Collected data:

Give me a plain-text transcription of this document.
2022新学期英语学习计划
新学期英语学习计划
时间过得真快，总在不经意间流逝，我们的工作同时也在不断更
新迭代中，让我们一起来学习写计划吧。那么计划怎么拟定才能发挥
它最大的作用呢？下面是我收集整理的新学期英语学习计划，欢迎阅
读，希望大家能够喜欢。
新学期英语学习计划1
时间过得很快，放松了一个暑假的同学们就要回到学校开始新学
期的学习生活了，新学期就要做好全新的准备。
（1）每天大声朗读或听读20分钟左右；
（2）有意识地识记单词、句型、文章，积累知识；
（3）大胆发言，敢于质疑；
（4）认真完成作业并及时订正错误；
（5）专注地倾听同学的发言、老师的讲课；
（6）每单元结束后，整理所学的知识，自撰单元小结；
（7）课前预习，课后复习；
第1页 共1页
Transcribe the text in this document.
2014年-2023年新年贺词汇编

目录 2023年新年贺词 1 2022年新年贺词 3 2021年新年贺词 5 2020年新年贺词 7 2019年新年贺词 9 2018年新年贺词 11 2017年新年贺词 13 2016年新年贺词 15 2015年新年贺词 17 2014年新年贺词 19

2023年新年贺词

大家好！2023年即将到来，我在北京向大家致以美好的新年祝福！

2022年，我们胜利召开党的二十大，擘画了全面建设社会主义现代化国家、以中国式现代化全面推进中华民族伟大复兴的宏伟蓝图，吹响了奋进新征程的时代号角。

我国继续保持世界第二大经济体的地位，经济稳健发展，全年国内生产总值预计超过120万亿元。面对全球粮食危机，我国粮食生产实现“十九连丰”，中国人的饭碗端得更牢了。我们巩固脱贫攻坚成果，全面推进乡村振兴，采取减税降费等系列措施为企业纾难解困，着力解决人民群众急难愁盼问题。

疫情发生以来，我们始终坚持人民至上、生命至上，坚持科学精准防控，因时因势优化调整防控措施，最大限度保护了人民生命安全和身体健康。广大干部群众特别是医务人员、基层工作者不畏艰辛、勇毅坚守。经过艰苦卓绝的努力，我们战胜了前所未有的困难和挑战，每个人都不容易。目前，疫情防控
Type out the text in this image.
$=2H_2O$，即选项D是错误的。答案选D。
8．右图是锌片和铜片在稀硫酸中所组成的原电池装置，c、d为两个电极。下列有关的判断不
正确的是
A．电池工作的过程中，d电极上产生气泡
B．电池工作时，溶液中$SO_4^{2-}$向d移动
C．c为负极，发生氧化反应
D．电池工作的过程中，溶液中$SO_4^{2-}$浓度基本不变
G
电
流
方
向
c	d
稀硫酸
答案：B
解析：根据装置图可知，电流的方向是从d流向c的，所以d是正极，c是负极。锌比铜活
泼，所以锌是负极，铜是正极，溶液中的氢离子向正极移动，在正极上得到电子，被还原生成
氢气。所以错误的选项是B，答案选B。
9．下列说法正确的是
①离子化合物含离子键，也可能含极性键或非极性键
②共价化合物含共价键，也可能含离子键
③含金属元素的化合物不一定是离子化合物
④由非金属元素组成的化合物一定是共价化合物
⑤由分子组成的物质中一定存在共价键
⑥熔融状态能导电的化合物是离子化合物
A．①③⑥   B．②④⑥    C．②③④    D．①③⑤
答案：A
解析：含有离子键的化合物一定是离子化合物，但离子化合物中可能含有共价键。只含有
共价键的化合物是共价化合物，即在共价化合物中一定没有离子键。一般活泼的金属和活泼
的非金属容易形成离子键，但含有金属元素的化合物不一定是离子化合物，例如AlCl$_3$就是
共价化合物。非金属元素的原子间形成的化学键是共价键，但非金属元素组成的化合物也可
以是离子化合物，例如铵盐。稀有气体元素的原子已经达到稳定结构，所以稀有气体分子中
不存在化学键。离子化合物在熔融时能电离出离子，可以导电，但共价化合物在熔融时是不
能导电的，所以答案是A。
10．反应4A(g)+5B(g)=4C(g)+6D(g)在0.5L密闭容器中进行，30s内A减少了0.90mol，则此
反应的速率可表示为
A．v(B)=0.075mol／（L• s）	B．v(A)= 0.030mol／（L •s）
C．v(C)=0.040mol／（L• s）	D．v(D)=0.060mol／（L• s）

### What you need to do:
Scan the listing above. Collect all lines with the word "document".

### Task result:
Give me a plain-text transcription of this document.
Transcribe the text in this document.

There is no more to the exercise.